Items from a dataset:
========================================
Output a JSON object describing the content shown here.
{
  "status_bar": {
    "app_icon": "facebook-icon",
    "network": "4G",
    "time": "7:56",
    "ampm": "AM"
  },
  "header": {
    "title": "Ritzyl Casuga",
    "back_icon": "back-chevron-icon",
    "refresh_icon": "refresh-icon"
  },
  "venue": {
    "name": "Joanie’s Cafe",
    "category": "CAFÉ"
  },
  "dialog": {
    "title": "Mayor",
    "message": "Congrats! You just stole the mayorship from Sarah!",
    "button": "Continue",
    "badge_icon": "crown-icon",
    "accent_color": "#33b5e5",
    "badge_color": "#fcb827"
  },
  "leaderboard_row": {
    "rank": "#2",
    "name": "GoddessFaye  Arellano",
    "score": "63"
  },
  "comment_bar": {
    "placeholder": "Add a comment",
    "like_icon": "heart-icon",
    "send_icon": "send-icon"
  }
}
========================================
Task instructions: Transcribe the material above word for word.

Reply:
Output a JSON object describing the content shown here.
{
  "status_bar": {
    "app_icon": "facebook-icon",
    "network": "4G",
    "time": "7:56",
    "ampm": "AM"
  },
  "header": {
    "title": "Ritzyl Casuga",
    "back_icon": "back-chevron-icon",
    "refresh_icon": "refresh-icon"
  },
  "venue": {
    "name": "Joanie’s Cafe",
    "category": "CAFÉ"
  },
  "dialog": {
    "title": "Mayor",
    "message": "Congrats! You just stole the mayorship from Sarah!",
    "button": "Continue",
    "badge_icon": "crown-icon",
    "accent_color": "#33b5e5",
    "badge_color": "#fcb827"
  },
  "leaderboard_row": {
    "rank": "#2",
    "name": "GoddessFaye  Arellano",
    "score": "63"
  },
  "comment_bar": {
    "placeholder": "Add a comment",
    "like_icon": "heart-icon",
    "send_icon": "send-icon"
  }
}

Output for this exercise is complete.